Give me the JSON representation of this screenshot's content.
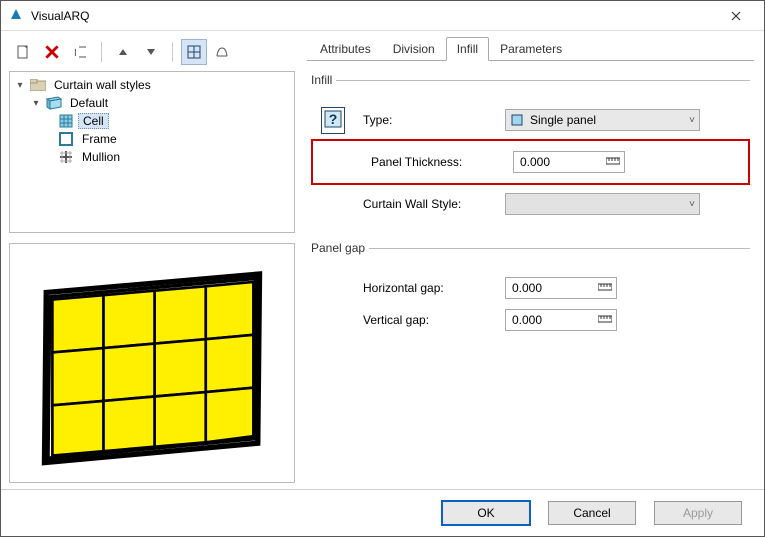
{
  "window": {
    "title": "VisualARQ"
  },
  "tree": {
    "root": {
      "label": "Curtain wall styles"
    },
    "default": {
      "label": "Default"
    },
    "children": [
      {
        "label": "Cell",
        "selected": true
      },
      {
        "label": "Frame",
        "selected": false
      },
      {
        "label": "Mullion",
        "selected": false
      }
    ]
  },
  "tabs": [
    {
      "label": "Attributes"
    },
    {
      "label": "Division"
    },
    {
      "label": "Infill",
      "active": true
    },
    {
      "label": "Parameters"
    }
  ],
  "infill_group": {
    "legend": "Infill",
    "type_label": "Type:",
    "type_value": "Single panel",
    "thickness_label": "Panel Thickness:",
    "thickness_value": "0.000",
    "style_label": "Curtain Wall Style:",
    "style_value": ""
  },
  "panelgap_group": {
    "legend": "Panel gap",
    "hgap_label": "Horizontal gap:",
    "hgap_value": "0.000",
    "vgap_label": "Vertical gap:",
    "vgap_value": "0.000"
  },
  "buttons": {
    "ok": "OK",
    "cancel": "Cancel",
    "apply": "Apply"
  },
  "icons": {
    "ruler_glyph": "📏"
  }
}
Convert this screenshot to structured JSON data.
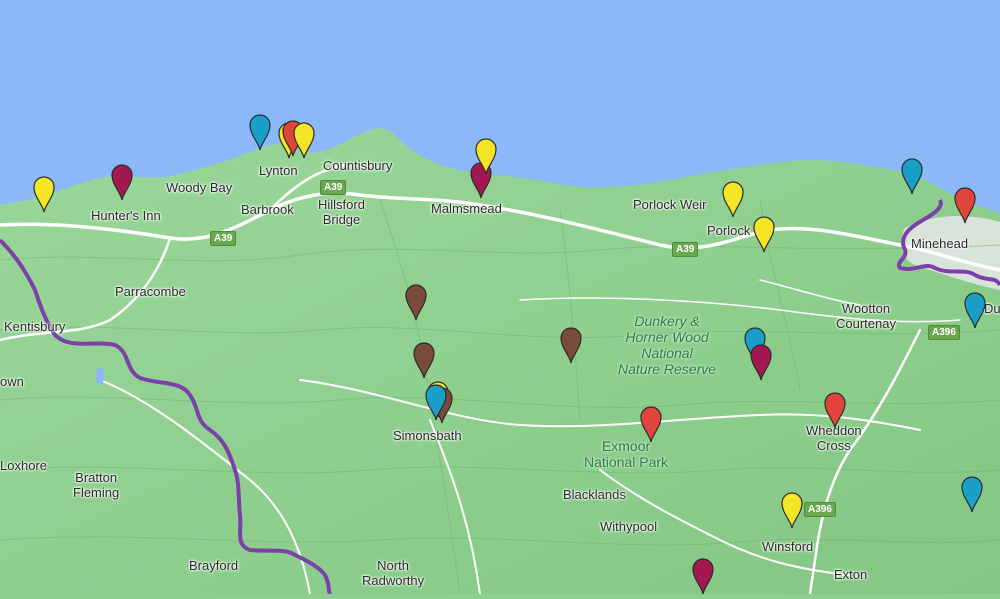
{
  "map": {
    "colors": {
      "sea": "#8ab8f8",
      "land": "#8fd08f",
      "road": "#ffffff",
      "boundary": "#7d3fa8",
      "town": "#e6e6e6"
    },
    "places": [
      {
        "id": "hunters-inn",
        "label": "Hunter's Inn"
      },
      {
        "id": "woody-bay",
        "label": "Woody Bay"
      },
      {
        "id": "lynton",
        "label": "Lynton"
      },
      {
        "id": "countisbury",
        "label": "Countisbury"
      },
      {
        "id": "barbrook",
        "label": "Barbrook"
      },
      {
        "id": "hillsford-bridge",
        "label": "Hillsford\nBridge"
      },
      {
        "id": "malmsmead",
        "label": "Malmsmead"
      },
      {
        "id": "porlock-weir",
        "label": "Porlock Weir"
      },
      {
        "id": "porlock",
        "label": "Porlock"
      },
      {
        "id": "minehead",
        "label": "Minehead"
      },
      {
        "id": "parracombe",
        "label": "Parracombe"
      },
      {
        "id": "kentisbury",
        "label": "Kentisbury"
      },
      {
        "id": "wootton-courtenay",
        "label": "Wootton\nCourtenay"
      },
      {
        "id": "du",
        "label": "Du"
      },
      {
        "id": "own",
        "label": "own"
      },
      {
        "id": "simonsbath",
        "label": "Simonsbath"
      },
      {
        "id": "wheddon-cross",
        "label": "Wheddon\nCross"
      },
      {
        "id": "loxhore",
        "label": "Loxhore"
      },
      {
        "id": "bratton-fleming",
        "label": "Bratton\nFleming"
      },
      {
        "id": "blacklands",
        "label": "Blacklands"
      },
      {
        "id": "withypool",
        "label": "Withypool"
      },
      {
        "id": "winsford",
        "label": "Winsford"
      },
      {
        "id": "brayford",
        "label": "Brayford"
      },
      {
        "id": "north-radworthy",
        "label": "North\nRadworthy"
      },
      {
        "id": "exton",
        "label": "Exton"
      }
    ],
    "parks": [
      {
        "id": "dunkery",
        "label": "Dunkery &\nHorner Wood\nNational\nNature Reserve"
      },
      {
        "id": "exmoor",
        "label": "Exmoor\nNational Park"
      }
    ],
    "roads": [
      {
        "id": "a39-west",
        "label": "A39"
      },
      {
        "id": "a39-lynton",
        "label": "A39"
      },
      {
        "id": "a39-east",
        "label": "A39"
      },
      {
        "id": "a396-north",
        "label": "A396"
      },
      {
        "id": "a396-south",
        "label": "A396"
      }
    ],
    "markers": [
      {
        "color": "yellow"
      },
      {
        "color": "maroon"
      },
      {
        "color": "blue"
      },
      {
        "color": "yellow"
      },
      {
        "color": "red"
      },
      {
        "color": "yellow"
      },
      {
        "color": "maroon"
      },
      {
        "color": "yellow"
      },
      {
        "color": "yellow"
      },
      {
        "color": "yellow"
      },
      {
        "color": "blue"
      },
      {
        "color": "red"
      },
      {
        "color": "blue"
      },
      {
        "color": "brown"
      },
      {
        "color": "brown"
      },
      {
        "color": "brown"
      },
      {
        "color": "blue"
      },
      {
        "color": "yellow"
      },
      {
        "color": "brown"
      },
      {
        "color": "blue"
      },
      {
        "color": "maroon"
      },
      {
        "color": "red"
      },
      {
        "color": "red"
      },
      {
        "color": "blue"
      },
      {
        "color": "yellow"
      },
      {
        "color": "maroon"
      }
    ],
    "marker_colors": {
      "yellow": "#f4e526",
      "red": "#e0443a",
      "blue": "#1aa0c8",
      "maroon": "#a3194f",
      "brown": "#7a4a3a"
    }
  }
}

■ Set task: Using the data above, print every line exactly, omitting pictures.

■ Correct output:
Give me the JSON representation of this screenshot's content.
{
  "window": {
    "title": "VisualARQ"
  },
  "tree": {
    "root": {
      "label": "Curtain wall styles"
    },
    "default": {
      "label": "Default"
    },
    "children": [
      {
        "label": "Cell",
        "selected": true
      },
      {
        "label": "Frame",
        "selected": false
      },
      {
        "label": "Mullion",
        "selected": false
      }
    ]
  },
  "tabs": [
    {
      "label": "Attributes"
    },
    {
      "label": "Division"
    },
    {
      "label": "Infill",
      "active": true
    },
    {
      "label": "Parameters"
    }
  ],
  "infill_group": {
    "legend": "Infill",
    "type_label": "Type:",
    "type_value": "Single panel",
    "thickness_label": "Panel Thickness:",
    "thickness_value": "0.000",
    "style_label": "Curtain Wall Style:",
    "style_value": ""
  },
  "panelgap_group": {
    "legend": "Panel gap",
    "hgap_label": "Horizontal gap:",
    "hgap_value": "0.000",
    "vgap_label": "Vertical gap:",
    "vgap_value": "0.000"
  },
  "buttons": {
    "ok": "OK",
    "cancel": "Cancel",
    "apply": "Apply"
  },
  "icons": {
    "ruler_glyph": "📏"
  }
}
Convert this screenshot to structured JSON data.
{
  "map": {
    "colors": {
      "sea": "#8ab8f8",
      "land": "#8fd08f",
      "road": "#ffffff",
      "boundary": "#7d3fa8",
      "town": "#e6e6e6"
    },
    "places": [
      {
        "id": "hunters-inn",
        "label": "Hunter's Inn"
      },
      {
        "id": "woody-bay",
        "label": "Woody Bay"
      },
      {
        "id": "lynton",
        "label": "Lynton"
      },
      {
        "id": "countisbury",
        "label": "Countisbury"
      },
      {
        "id": "barbrook",
        "label": "Barbrook"
      },
      {
        "id": "hillsford-bridge",
        "label": "Hillsford\nBridge"
      },
      {
        "id": "malmsmead",
        "label": "Malmsmead"
      },
      {
        "id": "porlock-weir",
        "label": "Porlock Weir"
      },
      {
        "id": "porlock",
        "label": "Porlock"
      },
      {
        "id": "minehead",
        "label": "Minehead"
      },
      {
        "id": "parracombe",
        "label": "Parracombe"
      },
      {
        "id": "kentisbury",
        "label": "Kentisbury"
      },
      {
        "id": "wootton-courtenay",
        "label": "Wootton\nCourtenay"
      },
      {
        "id": "du",
        "label": "Du"
      },
      {
        "id": "own",
        "label": "own"
      },
      {
        "id": "simonsbath",
        "label": "Simonsbath"
      },
      {
        "id": "wheddon-cross",
        "label": "Wheddon\nCross"
      },
      {
        "id": "loxhore",
        "label": "Loxhore"
      },
      {
        "id": "bratton-fleming",
        "label": "Bratton\nFleming"
      },
      {
        "id": "blacklands",
        "label": "Blacklands"
      },
      {
        "id": "withypool",
        "label": "Withypool"
      },
      {
        "id": "winsford",
        "label": "Winsford"
      },
      {
        "id": "brayford",
        "label": "Brayford"
      },
      {
        "id": "north-radworthy",
        "label": "North\nRadworthy"
      },
      {
        "id": "exton",
        "label": "Exton"
      }
    ],
    "parks": [
      {
        "id": "dunkery",
        "label": "Dunkery &\nHorner Wood\nNational\nNature Reserve"
      },
      {
        "id": "exmoor",
        "label": "Exmoor\nNational Park"
      }
    ],
    "roads": [
      {
        "id": "a39-west",
        "label": "A39"
      },
      {
        "id": "a39-lynton",
        "label": "A39"
      },
      {
        "id": "a39-east",
        "label": "A39"
      },
      {
        "id": "a396-north",
        "label": "A396"
      },
      {
        "id": "a396-south",
        "label": "A396"
      }
    ],
    "markers": [
      {
        "color": "yellow"
      },
      {
        "color": "maroon"
      },
      {
        "color": "blue"
      },
      {
        "color": "yellow"
      },
      {
        "color": "red"
      },
      {
        "color": "yellow"
      },
      {
        "color": "maroon"
      },
      {
        "color": "yellow"
      },
      {
        "color": "yellow"
      },
      {
        "color": "yellow"
      },
      {
        "color": "blue"
      },
      {
        "color": "red"
      },
      {
        "color": "blue"
      },
      {
        "color": "brown"
      },
      {
        "color": "brown"
      },
      {
        "color": "brown"
      },
      {
        "color": "blue"
      },
      {
        "color": "yellow"
      },
      {
        "color": "brown"
      },
      {
        "color": "blue"
      },
      {
        "color": "maroon"
      },
      {
        "color": "red"
      },
      {
        "color": "red"
      },
      {
        "color": "blue"
      },
      {
        "color": "yellow"
      },
      {
        "color": "maroon"
      }
    ],
    "marker_colors": {
      "yellow": "#f4e526",
      "red": "#e0443a",
      "blue": "#1aa0c8",
      "maroon": "#a3194f",
      "brown": "#7a4a3a"
    }
  }
}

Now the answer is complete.